* [Problem to solve]:
Reproduce every line of the items below word for word, leaving out the pictures.

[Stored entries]
■ ■ ■ ■ ■ ■ ■

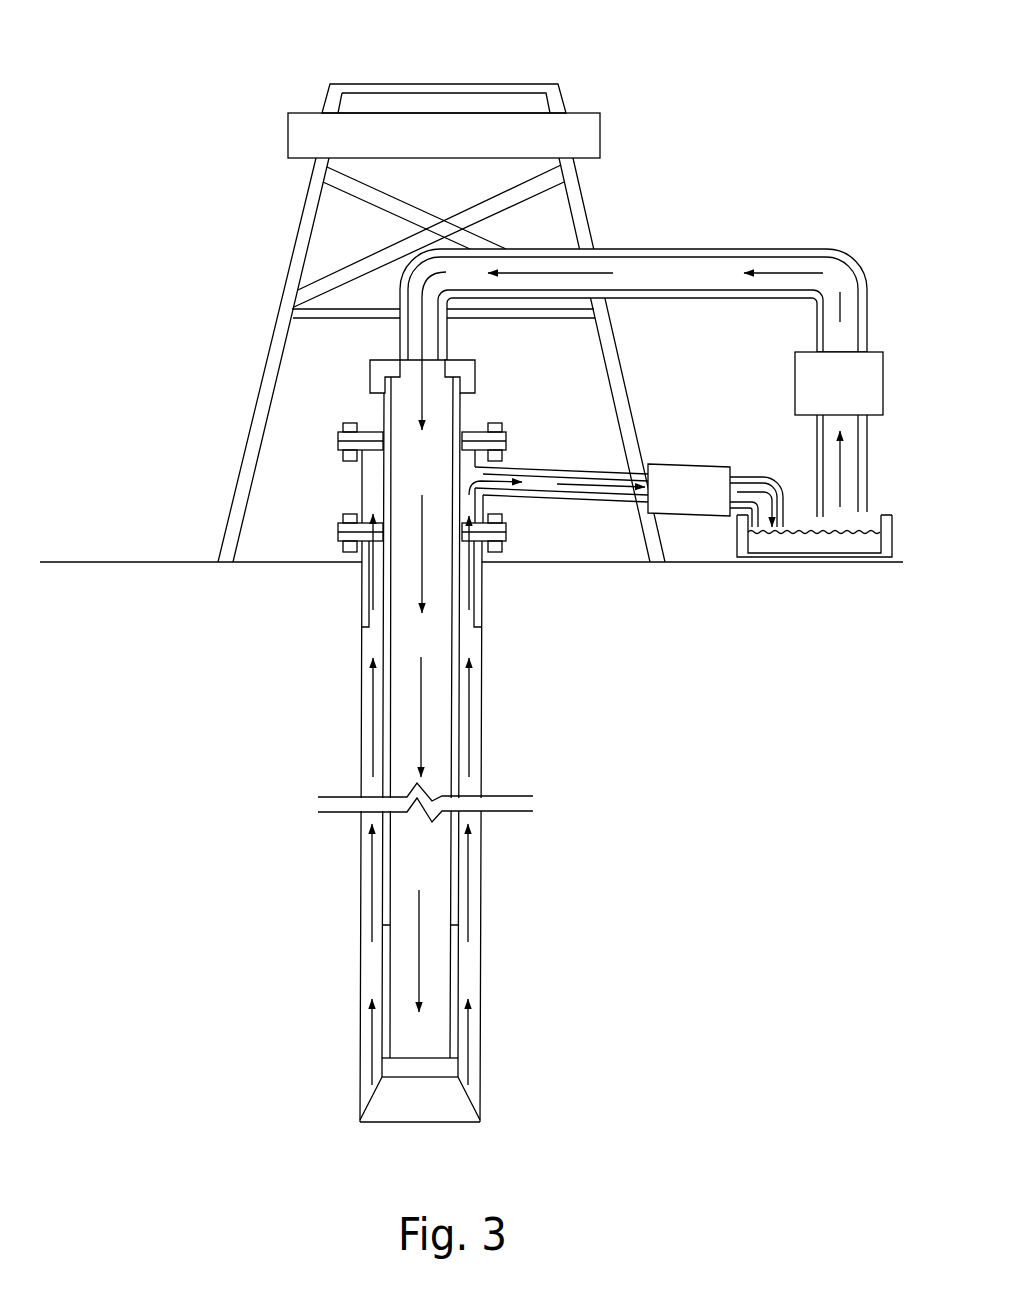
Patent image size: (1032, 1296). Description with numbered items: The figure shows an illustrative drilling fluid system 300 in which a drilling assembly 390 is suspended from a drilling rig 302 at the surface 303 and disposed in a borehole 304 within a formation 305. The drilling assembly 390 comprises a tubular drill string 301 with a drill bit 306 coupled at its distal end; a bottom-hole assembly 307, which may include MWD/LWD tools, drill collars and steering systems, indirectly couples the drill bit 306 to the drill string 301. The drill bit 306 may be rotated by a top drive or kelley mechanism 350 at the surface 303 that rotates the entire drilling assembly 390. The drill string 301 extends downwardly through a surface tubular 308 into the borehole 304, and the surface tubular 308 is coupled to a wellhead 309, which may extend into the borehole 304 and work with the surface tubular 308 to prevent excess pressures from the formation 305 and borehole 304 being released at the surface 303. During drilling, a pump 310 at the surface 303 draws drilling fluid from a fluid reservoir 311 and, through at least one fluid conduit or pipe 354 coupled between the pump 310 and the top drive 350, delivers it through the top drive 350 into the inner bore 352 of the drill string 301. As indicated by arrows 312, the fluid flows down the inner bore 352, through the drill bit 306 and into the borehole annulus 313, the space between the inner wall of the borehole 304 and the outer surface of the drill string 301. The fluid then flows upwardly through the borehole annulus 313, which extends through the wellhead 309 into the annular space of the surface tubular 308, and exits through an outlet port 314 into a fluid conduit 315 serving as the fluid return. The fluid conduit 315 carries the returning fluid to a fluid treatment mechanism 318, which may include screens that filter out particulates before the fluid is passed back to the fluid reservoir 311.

The drilling fluid system 300 is at (757, 71).
The drill string 301 is at (382, 705).
The drilling rig 302 is at (297, 230).
The surface 303 is at (155, 560).
The borehole 304 is at (482, 672).
The formation 305 is at (719, 628).
The drill bit 306 is at (468, 1097).
The bottom-hole assembly 307 is at (460, 980).
The surface tubular 308 is at (362, 487).
The wellhead 309 is at (362, 556).
The pump 310 is at (839, 383).
The fluid reservoir 311 is at (867, 523).
The arrows 312 is at (422, 405).
The borehole annulus 313 is at (380, 980).
The outlet port 314 is at (509, 463).
The fluid conduit 315 is at (507, 498).
The fluid treatment mechanism 318 is at (715, 495).
The top drive 350 is at (370, 372).
The inner bore 352 is at (422, 587).
The fluid conduit or pipe 354 is at (615, 247).
The drilling assembly 390 is at (475, 783).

■ ■ ■ ■ ■ ■ ■

* [Expected output]:
Patent image size: (1032, 1296). Description with numbered items: The figure shows an illustrative drilling fluid system 300 in which a drilling assembly 390 is suspended from a drilling rig 302 at the surface 303 and disposed in a borehole 304 within a formation 305. The drilling assembly 390 comprises a tubular drill string 301 with a drill bit 306 coupled at its distal end; a bottom-hole assembly 307, which may include MWD/LWD tools, drill collars and steering systems, indirectly couples the drill bit 306 to the drill string 301. The drill bit 306 may be rotated by a top drive or kelley mechanism 350 at the surface 303 that rotates the entire drilling assembly 390. The drill string 301 extends downwardly through a surface tubular 308 into the borehole 304, and the surface tubular 308 is coupled to a wellhead 309, which may extend into the borehole 304 and work with the surface tubular 308 to prevent excess pressures from the formation 305 and borehole 304 being released at the surface 303. During drilling, a pump 310 at the surface 303 draws drilling fluid from a fluid reservoir 311 and, through at least one fluid conduit or pipe 354 coupled between the pump 310 and the top drive 350, delivers it through the top drive 350 into the inner bore 352 of the drill string 301. As indicated by arrows 312, the fluid flows down the inner bore 352, through the drill bit 306 and into the borehole annulus 313, the space between the inner wall of the borehole 304 and the outer surface of the drill string 301. The fluid then flows upwardly through the borehole annulus 313, which extends through the wellhead 309 into the annular space of the surface tubular 308, and exits through an outlet port 314 into a fluid conduit 315 serving as the fluid return. The fluid conduit 315 carries the returning fluid to a fluid treatment mechanism 318, which may include screens that filter out particulates before the fluid is passed back to the fluid reservoir 311.

The drilling fluid system 300 is at (757, 71).
The drill string 301 is at (382, 705).
The drilling rig 302 is at (297, 230).
The surface 303 is at (155, 560).
The borehole 304 is at (482, 672).
The formation 305 is at (719, 628).
The drill bit 306 is at (468, 1097).
The bottom-hole assembly 307 is at (460, 980).
The surface tubular 308 is at (362, 487).
The wellhead 309 is at (362, 556).
The pump 310 is at (839, 383).
The fluid reservoir 311 is at (867, 523).
The arrows 312 is at (422, 405).
The borehole annulus 313 is at (380, 980).
The outlet port 314 is at (509, 463).
The fluid conduit 315 is at (507, 498).
The fluid treatment mechanism 318 is at (715, 495).
The top drive 350 is at (370, 372).
The inner bore 352 is at (422, 587).
The fluid conduit or pipe 354 is at (615, 247).
The drilling assembly 390 is at (475, 783).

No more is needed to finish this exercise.